- **Job**: Gather all lines in the entries that include the word "사람들이".

** begin **

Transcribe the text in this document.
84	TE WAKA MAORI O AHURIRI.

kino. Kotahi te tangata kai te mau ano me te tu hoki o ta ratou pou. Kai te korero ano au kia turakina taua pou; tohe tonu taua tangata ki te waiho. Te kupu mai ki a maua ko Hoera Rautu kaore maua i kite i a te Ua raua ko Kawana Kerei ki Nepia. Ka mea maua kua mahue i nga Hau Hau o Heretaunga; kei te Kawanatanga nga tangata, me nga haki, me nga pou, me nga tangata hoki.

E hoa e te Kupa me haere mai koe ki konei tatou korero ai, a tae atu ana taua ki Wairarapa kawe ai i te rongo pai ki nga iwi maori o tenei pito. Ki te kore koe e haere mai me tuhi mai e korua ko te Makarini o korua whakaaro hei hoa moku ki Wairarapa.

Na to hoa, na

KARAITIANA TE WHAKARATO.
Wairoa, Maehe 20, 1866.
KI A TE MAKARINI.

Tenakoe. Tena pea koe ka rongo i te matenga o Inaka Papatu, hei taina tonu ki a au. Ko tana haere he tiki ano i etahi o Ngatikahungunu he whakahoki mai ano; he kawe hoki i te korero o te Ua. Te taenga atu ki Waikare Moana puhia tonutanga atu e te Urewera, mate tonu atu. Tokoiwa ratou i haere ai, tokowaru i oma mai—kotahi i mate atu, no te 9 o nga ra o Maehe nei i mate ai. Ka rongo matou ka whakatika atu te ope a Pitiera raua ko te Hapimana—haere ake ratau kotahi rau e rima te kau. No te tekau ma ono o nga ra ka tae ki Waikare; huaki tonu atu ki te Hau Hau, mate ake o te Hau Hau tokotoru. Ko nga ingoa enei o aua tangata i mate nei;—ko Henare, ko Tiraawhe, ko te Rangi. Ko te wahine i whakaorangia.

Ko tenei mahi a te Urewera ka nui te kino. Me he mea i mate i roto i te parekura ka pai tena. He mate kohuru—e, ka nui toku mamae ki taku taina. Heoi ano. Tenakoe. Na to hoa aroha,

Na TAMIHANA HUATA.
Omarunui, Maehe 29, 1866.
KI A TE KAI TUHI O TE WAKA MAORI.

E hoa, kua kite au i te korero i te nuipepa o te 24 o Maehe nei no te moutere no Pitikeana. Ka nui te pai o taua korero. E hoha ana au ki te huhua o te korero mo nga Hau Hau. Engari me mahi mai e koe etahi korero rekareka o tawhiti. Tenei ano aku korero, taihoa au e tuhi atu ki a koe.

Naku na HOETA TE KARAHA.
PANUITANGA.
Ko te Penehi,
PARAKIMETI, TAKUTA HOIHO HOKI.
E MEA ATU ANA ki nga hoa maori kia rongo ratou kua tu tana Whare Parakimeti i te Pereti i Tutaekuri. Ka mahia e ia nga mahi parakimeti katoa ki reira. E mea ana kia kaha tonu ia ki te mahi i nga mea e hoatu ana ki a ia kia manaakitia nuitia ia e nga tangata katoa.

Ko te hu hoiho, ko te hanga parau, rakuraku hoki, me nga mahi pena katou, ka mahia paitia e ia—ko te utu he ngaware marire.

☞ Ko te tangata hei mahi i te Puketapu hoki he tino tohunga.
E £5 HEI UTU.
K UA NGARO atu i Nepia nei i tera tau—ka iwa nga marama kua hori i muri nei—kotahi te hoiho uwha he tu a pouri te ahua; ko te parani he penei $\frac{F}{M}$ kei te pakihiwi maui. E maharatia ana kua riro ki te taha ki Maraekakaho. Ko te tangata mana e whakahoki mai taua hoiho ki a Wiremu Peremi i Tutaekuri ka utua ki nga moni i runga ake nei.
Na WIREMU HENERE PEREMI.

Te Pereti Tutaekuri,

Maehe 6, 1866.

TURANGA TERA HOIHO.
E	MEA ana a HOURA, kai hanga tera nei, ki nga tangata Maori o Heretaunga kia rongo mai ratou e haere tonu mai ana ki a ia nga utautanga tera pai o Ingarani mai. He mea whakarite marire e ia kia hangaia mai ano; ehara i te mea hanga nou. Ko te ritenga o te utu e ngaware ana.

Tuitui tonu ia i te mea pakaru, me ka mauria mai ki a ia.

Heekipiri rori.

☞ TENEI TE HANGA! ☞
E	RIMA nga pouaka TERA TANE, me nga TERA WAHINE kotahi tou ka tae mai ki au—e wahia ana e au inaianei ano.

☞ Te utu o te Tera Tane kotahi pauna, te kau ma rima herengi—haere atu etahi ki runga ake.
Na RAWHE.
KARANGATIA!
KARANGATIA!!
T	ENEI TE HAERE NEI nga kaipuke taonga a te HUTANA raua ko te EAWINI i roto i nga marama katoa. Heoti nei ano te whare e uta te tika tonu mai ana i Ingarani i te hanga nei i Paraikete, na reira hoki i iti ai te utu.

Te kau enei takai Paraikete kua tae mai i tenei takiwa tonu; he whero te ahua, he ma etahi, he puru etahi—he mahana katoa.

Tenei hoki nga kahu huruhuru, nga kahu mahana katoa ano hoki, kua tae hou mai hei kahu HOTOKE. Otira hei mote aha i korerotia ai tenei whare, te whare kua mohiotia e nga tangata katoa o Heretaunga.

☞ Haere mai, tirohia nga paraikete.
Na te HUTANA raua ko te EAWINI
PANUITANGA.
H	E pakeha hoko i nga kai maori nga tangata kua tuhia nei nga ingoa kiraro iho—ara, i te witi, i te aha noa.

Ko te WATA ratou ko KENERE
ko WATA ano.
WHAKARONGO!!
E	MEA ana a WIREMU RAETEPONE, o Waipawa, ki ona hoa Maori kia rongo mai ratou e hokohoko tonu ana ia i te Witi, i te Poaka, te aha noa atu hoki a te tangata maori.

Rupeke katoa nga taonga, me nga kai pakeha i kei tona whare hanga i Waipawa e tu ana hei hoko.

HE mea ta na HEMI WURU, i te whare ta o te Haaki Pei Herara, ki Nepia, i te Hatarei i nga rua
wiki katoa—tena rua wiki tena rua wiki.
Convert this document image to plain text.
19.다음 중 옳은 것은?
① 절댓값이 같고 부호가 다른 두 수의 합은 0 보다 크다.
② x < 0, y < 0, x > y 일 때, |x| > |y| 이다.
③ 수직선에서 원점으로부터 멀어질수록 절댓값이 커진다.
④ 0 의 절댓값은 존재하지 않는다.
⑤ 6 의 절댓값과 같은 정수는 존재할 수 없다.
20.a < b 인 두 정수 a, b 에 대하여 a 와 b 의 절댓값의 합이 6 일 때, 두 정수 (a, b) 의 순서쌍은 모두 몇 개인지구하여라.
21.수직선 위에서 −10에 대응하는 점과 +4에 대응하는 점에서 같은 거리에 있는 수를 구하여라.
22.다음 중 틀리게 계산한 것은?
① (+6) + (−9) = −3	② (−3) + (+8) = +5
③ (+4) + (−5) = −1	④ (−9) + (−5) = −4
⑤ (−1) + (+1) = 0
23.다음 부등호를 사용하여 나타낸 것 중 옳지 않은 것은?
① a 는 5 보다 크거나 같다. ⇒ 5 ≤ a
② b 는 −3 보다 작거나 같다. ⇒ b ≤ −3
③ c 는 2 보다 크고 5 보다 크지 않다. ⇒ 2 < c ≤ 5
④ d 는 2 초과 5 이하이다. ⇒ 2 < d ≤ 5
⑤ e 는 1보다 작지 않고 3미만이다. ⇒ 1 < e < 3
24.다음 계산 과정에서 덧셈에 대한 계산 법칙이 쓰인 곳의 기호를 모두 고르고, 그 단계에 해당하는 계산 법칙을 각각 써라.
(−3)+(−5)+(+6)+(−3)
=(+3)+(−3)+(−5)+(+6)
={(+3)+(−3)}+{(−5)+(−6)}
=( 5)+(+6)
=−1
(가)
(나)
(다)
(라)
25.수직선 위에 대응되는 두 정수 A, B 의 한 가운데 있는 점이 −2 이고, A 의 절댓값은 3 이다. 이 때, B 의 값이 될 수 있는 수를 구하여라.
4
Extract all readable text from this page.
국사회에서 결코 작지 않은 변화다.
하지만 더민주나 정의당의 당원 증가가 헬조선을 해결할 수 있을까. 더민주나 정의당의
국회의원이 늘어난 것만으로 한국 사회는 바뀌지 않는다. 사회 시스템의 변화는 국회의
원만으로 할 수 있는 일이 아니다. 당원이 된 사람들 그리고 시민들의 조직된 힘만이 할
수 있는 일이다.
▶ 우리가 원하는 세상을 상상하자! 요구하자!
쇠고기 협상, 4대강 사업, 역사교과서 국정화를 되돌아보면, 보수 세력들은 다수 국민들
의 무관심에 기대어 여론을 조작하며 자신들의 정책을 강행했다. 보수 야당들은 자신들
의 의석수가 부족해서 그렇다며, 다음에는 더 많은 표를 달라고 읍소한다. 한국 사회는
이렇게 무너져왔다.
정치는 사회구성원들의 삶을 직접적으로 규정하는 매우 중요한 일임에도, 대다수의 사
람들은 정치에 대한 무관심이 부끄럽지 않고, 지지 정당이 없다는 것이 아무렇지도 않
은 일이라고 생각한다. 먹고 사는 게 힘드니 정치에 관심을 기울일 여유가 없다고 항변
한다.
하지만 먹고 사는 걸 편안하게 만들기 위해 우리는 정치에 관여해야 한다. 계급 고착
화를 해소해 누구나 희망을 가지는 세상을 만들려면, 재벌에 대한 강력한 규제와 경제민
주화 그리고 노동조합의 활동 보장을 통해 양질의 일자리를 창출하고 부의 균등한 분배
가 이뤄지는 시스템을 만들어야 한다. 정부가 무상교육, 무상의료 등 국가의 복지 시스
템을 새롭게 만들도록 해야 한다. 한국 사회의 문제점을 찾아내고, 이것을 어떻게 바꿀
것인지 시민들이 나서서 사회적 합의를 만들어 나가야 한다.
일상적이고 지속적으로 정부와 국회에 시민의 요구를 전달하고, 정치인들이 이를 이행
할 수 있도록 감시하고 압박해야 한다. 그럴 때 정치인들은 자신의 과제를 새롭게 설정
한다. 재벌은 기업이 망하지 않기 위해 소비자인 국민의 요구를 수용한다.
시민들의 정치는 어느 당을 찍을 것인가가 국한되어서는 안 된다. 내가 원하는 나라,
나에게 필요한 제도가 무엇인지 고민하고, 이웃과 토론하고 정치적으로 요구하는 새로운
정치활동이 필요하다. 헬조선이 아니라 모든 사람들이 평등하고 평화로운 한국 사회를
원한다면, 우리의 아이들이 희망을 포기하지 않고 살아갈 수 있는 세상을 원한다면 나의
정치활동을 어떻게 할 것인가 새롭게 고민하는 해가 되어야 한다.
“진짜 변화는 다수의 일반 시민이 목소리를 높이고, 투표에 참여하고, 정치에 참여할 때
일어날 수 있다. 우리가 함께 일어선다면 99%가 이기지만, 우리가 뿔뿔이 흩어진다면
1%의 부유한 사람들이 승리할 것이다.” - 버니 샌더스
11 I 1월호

** end **

- **Response below**:
정치활동이 필요하다. 헬조선이 아니라 모든 사람들이 평등하고 평화로운 한국 사회를
1%의 부유한 사람들이 승리할 것이다.” - 버니 샌더스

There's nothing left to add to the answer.